• _WHAT IS REQUIRED_
Return each line of the listing that contains the string "color".

======== ENTRIES PROVIDED ========

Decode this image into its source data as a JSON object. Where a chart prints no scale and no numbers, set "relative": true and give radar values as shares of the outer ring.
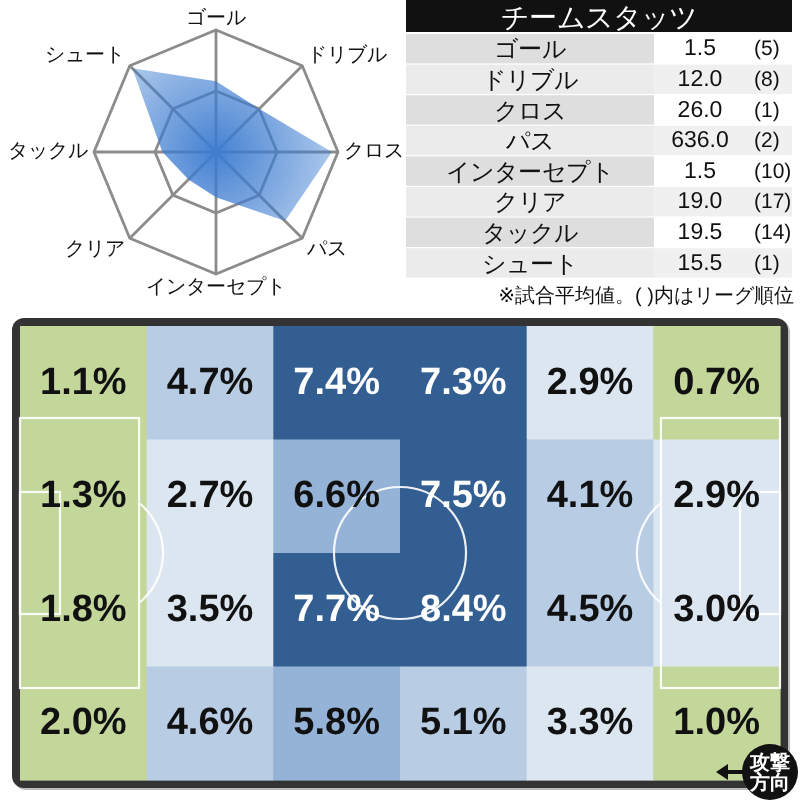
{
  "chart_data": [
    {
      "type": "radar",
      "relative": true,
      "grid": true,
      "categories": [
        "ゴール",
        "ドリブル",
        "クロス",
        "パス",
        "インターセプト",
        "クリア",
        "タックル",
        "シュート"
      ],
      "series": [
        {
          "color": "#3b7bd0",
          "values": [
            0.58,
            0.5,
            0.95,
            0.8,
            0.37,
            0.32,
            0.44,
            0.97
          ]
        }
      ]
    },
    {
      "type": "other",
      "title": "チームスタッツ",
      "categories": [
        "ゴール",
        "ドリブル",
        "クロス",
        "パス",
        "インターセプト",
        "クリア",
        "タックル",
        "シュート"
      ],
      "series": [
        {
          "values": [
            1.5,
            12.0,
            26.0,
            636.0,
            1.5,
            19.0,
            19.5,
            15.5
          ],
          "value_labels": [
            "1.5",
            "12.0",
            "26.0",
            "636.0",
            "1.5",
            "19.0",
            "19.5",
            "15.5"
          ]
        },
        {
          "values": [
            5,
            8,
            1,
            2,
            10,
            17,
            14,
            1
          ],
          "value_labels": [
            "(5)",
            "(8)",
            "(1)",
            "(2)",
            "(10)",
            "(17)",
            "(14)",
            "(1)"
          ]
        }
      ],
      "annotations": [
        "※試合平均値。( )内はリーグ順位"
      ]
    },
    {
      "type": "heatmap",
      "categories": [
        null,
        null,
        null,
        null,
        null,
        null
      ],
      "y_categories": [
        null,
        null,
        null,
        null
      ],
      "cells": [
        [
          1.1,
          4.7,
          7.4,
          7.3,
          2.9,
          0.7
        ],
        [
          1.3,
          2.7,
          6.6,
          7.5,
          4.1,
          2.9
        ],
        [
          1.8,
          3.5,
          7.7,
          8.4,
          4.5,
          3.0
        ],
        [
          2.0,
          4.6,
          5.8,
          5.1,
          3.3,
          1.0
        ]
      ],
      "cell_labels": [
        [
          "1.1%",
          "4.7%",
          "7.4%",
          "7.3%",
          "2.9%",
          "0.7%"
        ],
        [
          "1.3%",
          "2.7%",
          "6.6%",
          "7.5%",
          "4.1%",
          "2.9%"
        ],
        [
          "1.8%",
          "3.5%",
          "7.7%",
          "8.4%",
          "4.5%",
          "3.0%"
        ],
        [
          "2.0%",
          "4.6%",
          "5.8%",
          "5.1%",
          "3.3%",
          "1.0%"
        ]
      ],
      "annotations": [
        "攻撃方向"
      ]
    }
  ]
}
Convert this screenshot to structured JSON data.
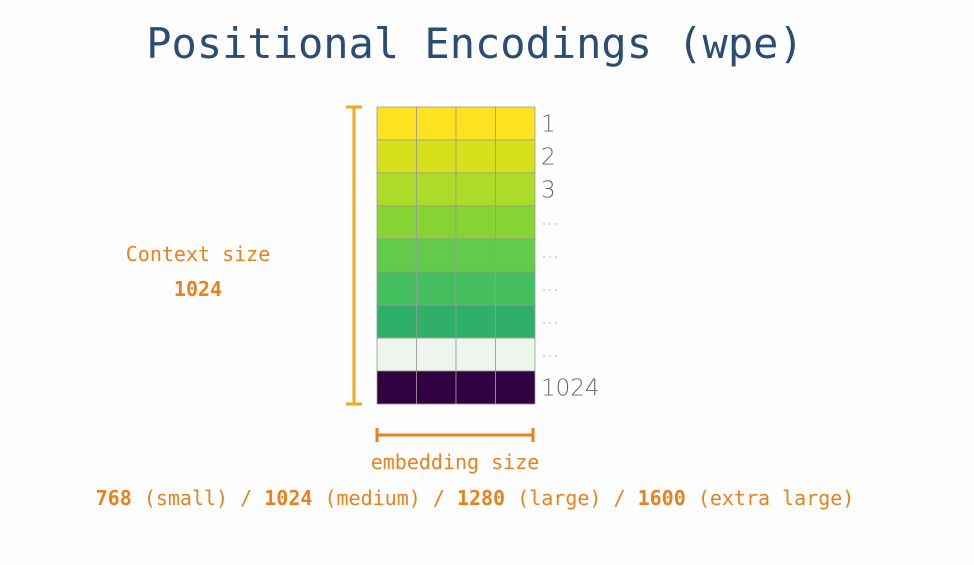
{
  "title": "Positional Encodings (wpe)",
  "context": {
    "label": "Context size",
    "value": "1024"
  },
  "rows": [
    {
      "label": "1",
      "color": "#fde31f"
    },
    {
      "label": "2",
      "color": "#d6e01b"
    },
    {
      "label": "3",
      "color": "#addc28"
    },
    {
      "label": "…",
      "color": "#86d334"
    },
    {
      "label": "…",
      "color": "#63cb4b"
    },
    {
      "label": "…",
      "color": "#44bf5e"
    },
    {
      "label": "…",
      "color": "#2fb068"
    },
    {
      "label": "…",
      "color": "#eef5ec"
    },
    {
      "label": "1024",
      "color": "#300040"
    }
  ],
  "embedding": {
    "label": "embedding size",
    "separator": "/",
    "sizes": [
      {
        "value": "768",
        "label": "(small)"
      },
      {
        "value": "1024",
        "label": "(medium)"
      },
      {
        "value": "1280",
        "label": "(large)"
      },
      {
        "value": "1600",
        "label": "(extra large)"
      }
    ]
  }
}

========

• _SOLUTION TO THIS TASK_
          "color": "#3b7bd0",
      "color": "#fde31f"
      "color": "#d6e01b"
      "color": "#addc28"
      "color": "#86d334"
      "color": "#63cb4b"
      "color": "#44bf5e"
      "color": "#2fb068"
      "color": "#eef5ec"
      "color": "#300040"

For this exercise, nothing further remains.